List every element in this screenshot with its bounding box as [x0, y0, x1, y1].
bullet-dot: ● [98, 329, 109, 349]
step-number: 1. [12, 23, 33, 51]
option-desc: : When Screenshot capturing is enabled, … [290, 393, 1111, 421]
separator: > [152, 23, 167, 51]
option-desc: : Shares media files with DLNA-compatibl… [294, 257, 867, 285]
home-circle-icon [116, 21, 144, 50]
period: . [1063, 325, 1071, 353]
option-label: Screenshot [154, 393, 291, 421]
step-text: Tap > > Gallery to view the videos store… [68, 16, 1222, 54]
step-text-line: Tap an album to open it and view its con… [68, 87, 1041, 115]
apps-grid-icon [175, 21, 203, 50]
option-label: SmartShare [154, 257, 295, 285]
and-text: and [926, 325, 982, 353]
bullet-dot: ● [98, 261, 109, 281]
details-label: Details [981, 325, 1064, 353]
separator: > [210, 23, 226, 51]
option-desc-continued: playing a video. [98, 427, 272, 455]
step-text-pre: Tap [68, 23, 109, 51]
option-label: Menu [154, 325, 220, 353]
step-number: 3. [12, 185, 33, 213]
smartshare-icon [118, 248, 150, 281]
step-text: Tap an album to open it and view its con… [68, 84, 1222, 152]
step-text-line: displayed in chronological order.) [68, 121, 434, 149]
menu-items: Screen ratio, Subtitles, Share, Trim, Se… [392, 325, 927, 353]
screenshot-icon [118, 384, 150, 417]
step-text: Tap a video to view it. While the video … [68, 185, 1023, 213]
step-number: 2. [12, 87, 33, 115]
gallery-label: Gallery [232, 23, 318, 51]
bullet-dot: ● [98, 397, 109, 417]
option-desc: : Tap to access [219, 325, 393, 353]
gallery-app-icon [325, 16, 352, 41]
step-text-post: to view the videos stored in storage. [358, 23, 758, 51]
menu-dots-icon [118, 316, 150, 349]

- **WHAT TO DO**
Please turn the lines of the records above, from the first line through the line with "step-text: Tap >", into a JSON list of strings with one string per line and no blank lines.

- **FINAL RESULT**
[
  "List every element in this screenshot with its bounding box as [x0, y0, x1, y1].",
  "bullet-dot: ● [98, 329, 109, 349]",
  "step-number: 1. [12, 23, 33, 51]",
  "option-desc: : When Screenshot capturing is enabled, … [290, 393, 1111, 421]",
  "separator: > [152, 23, 167, 51]",
  "option-desc: : Shares media files with DLNA-compatibl… [294, 257, 867, 285]",
  "home-circle-icon [116, 21, 144, 50]",
  "period: . [1063, 325, 1071, 353]",
  "option-label: Screenshot [154, 393, 291, 421]",
  "step-text: Tap > > Gallery to view the videos store… [68, 16, 1222, 54]"
]